▶ [RECORD SET]:
#####

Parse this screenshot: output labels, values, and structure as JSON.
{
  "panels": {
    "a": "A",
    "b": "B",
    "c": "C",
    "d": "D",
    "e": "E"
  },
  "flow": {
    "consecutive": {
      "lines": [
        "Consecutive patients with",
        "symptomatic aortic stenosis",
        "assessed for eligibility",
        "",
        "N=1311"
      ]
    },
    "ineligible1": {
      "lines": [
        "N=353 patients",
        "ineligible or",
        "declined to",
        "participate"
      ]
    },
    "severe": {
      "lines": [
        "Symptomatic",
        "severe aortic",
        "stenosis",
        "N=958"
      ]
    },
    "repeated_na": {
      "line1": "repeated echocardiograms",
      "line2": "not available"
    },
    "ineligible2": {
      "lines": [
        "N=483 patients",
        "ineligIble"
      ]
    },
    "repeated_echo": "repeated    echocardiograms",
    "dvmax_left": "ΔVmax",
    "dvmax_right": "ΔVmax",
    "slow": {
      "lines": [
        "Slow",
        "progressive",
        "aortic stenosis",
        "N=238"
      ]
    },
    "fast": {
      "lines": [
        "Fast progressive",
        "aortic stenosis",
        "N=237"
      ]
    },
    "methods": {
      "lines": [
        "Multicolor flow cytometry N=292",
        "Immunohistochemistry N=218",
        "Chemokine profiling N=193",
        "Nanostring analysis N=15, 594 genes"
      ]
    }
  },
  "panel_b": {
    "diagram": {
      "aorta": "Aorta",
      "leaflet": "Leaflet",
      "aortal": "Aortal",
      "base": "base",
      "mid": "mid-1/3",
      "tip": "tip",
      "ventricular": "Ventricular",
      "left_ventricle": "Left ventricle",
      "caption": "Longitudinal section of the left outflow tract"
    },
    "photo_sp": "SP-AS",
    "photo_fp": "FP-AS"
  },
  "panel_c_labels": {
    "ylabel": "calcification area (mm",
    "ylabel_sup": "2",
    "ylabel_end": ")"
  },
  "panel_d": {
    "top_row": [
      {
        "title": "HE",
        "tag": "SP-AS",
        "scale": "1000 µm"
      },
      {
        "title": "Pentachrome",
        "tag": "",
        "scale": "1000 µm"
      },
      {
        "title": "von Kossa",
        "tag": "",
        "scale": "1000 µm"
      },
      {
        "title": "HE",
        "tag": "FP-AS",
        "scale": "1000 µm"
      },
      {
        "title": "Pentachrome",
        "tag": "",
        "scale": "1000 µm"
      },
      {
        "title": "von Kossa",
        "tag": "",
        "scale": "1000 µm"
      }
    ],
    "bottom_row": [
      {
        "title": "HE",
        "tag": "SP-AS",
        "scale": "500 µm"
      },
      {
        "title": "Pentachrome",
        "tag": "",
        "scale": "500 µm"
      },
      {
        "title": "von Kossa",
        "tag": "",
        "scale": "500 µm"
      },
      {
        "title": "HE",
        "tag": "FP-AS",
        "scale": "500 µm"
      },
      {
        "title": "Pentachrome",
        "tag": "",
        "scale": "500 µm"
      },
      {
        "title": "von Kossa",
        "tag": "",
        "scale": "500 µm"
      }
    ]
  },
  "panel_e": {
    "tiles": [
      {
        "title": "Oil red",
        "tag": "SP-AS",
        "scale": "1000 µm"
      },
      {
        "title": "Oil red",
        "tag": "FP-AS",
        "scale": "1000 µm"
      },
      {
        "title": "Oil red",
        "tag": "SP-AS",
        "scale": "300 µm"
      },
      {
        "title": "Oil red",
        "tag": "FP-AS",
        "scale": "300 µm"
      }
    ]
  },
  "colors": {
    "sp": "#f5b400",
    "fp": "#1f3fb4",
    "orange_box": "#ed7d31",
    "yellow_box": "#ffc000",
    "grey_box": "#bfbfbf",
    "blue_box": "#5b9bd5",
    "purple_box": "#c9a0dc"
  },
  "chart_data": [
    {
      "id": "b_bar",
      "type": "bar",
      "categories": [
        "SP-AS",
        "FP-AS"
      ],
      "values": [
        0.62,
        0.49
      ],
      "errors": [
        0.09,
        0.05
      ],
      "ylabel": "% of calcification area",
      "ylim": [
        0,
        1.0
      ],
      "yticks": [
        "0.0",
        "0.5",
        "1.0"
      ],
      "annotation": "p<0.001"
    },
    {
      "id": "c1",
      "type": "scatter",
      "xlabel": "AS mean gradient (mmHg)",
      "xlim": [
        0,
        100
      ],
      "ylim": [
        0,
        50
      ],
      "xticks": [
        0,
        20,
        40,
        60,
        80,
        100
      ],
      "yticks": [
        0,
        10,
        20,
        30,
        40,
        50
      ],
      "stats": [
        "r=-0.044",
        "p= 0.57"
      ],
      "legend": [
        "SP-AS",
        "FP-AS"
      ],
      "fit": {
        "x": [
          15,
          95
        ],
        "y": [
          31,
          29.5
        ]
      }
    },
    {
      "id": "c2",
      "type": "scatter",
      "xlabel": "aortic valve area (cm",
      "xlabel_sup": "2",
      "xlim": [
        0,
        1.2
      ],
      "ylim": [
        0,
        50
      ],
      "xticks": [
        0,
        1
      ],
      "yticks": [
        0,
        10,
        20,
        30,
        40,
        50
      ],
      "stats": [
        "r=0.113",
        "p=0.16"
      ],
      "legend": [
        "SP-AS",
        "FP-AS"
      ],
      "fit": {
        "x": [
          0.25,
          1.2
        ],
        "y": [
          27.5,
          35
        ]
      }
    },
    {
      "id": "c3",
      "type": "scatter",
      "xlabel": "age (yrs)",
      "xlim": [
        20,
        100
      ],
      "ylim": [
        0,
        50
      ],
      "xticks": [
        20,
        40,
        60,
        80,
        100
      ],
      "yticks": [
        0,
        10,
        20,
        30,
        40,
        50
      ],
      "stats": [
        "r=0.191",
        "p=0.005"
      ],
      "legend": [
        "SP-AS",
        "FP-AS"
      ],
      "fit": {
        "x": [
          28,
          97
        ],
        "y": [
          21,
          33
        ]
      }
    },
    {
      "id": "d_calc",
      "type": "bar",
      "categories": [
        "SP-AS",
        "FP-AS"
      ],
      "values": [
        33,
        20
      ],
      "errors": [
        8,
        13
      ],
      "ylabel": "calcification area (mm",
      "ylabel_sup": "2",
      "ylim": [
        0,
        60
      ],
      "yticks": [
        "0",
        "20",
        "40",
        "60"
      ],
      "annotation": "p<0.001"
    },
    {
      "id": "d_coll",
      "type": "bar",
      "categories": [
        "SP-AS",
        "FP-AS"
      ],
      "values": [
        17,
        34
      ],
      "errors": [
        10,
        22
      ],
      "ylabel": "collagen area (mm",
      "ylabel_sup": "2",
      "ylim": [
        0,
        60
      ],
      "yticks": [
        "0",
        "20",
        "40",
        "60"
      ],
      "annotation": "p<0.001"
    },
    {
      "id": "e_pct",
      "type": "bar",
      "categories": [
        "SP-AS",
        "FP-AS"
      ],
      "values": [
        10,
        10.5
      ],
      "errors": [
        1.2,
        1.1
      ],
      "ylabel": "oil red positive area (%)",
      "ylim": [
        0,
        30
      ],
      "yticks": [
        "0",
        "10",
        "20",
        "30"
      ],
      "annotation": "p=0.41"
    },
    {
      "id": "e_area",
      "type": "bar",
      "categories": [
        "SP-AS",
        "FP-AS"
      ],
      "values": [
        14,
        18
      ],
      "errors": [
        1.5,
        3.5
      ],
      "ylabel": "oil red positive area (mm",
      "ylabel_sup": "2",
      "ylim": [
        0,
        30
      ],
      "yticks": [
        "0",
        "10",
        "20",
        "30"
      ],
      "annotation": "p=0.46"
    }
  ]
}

#####

▶ [TASK TO COMPLETE]: Copy out each line of the material in which the word "positive" turns up.

▶ [PROBLEM SOLUTION]:
      "ylabel": "oil red positive area (%)",
      "ylabel": "oil red positive area (mm",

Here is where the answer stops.